GIVEN REQUEST:
The entries are to be returned exactly, with images left out.

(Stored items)
-- -- --

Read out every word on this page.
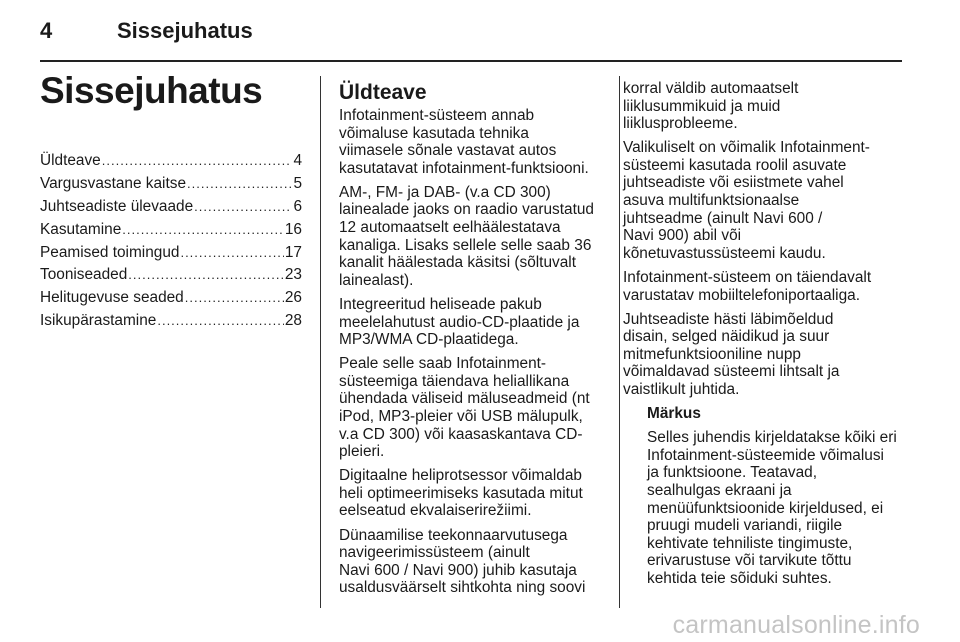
4	Sissejuhatus
Sissejuhatus
Üldteave .....	4
Vargusvastane kaitse .....	5
Juhtseadiste ülevaade .....	6
Kasutamine .....	16
Peamised toimingud .....	17
Tooniseaded .....	23
Helitugevuse seaded .....	26
Isikupärastamine .....	28
Üldteave

Infotainment-süsteem annab
võimaluse kasutada tehnika
viimasele sõnale vastavat autos
kasutatavat infotainment-funktsiooni.

AM-, FM- ja DAB- (v.a CD 300)
lainealade jaoks on raadio varustatud
12 automaatselt eelhäälestatava
kanaliga. Lisaks sellele selle saab 36
kanalit häälestada käsitsi (sõltuvalt
lainealast).

Integreeritud heliseade pakub
meelelahutust audio-CD-plaatide ja
MP3/WMA CD-plaatidega.

Peale selle saab Infotainment-
süsteemiga täiendava heliallikana
ühendada väliseid mäluseadmeid (nt
iPod, MP3-pleier või USB mälupulk,
v.a CD 300) või kaasaskantava CD-
pleieri.

Digitaalne heliprotsessor võimaldab
heli optimeerimiseks kasutada mitut
eelseatud ekvalaiserirežiimi.

Dünaamilise teekonnaarvutusega
navigeerimissüsteem (ainult
Navi 600 / Navi 900) juhib kasutaja
usaldusväärselt sihtkohta ning soovi

korral väldib automaatselt
liiklusummikuid ja muid
liiklusprobleeme.

Valikuliselt on võimalik Infotainment-
süsteemi kasutada roolil asuvate
juhtseadiste või esiistmete vahel
asuva multifunktsionaalse
juhtseadme (ainult Navi 600 /
Navi 900) abil või
kõnetuvastussüsteemi kaudu.

Infotainment-süsteem on täiendavalt
varustatav mobiiltelefoniportaaliga.

Juhtseadiste hästi läbimõeldud
disain, selged näidikud ja suur
mitmefunktsiooniline nupp
võimaldavad süsteemi lihtsalt ja
vaistlikult juhtida.

Märkus

Selles juhendis kirjeldatakse kõiki eri
Infotainment-süsteemide võimalusi
ja funktsioone. Teatavad,
sealhulgas ekraani ja
menüüfunktsioonide kirjeldused, ei
pruugi mudeli variandi, riigile
kehtivate tehniliste tingimuste,
erivarustuse või tarvikute tõttu
kehtida teie sõiduki suhtes.

carmanualsonline.info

-- -- --

RESPONSE BELOW:
Read out every word on this page.
4	Sissejuhatus
Sissejuhatus
Üldteave .....	4
Vargusvastane kaitse .....	5
Juhtseadiste ülevaade .....	6
Kasutamine .....	16
Peamised toimingud .....	17
Tooniseaded .....	23
Helitugevuse seaded .....	26
Isikupärastamine .....	28
Üldteave

Infotainment-süsteem annab
võimaluse kasutada tehnika
viimasele sõnale vastavat autos
kasutatavat infotainment-funktsiooni.

AM-, FM- ja DAB- (v.a CD 300)
lainealade jaoks on raadio varustatud
12 automaatselt eelhäälestatava
kanaliga. Lisaks sellele selle saab 36
kanalit häälestada käsitsi (sõltuvalt
lainealast).

Integreeritud heliseade pakub
meelelahutust audio-CD-plaatide ja
MP3/WMA CD-plaatidega.

Peale selle saab Infotainment-
süsteemiga täiendava heliallikana
ühendada väliseid mäluseadmeid (nt
iPod, MP3-pleier või USB mälupulk,
v.a CD 300) või kaasaskantava CD-
pleieri.

Digitaalne heliprotsessor võimaldab
heli optimeerimiseks kasutada mitut
eelseatud ekvalaiserirežiimi.

Dünaamilise teekonnaarvutusega
navigeerimissüsteem (ainult
Navi 600 / Navi 900) juhib kasutaja
usaldusväärselt sihtkohta ning soovi

korral väldib automaatselt
liiklusummikuid ja muid
liiklusprobleeme.

Valikuliselt on võimalik Infotainment-
süsteemi kasutada roolil asuvate
juhtseadiste või esiistmete vahel
asuva multifunktsionaalse
juhtseadme (ainult Navi 600 /
Navi 900) abil või
kõnetuvastussüsteemi kaudu.

Infotainment-süsteem on täiendavalt
varustatav mobiiltelefoniportaaliga.

Juhtseadiste hästi läbimõeldud
disain, selged näidikud ja suur
mitmefunktsiooniline nupp
võimaldavad süsteemi lihtsalt ja
vaistlikult juhtida.

Märkus

Selles juhendis kirjeldatakse kõiki eri
Infotainment-süsteemide võimalusi
ja funktsioone. Teatavad,
sealhulgas ekraani ja
menüüfunktsioonide kirjeldused, ei
pruugi mudeli variandi, riigile
kehtivate tehniliste tingimuste,
erivarustuse või tarvikute tõttu
kehtida teie sõiduki suhtes.

carmanualsonline.info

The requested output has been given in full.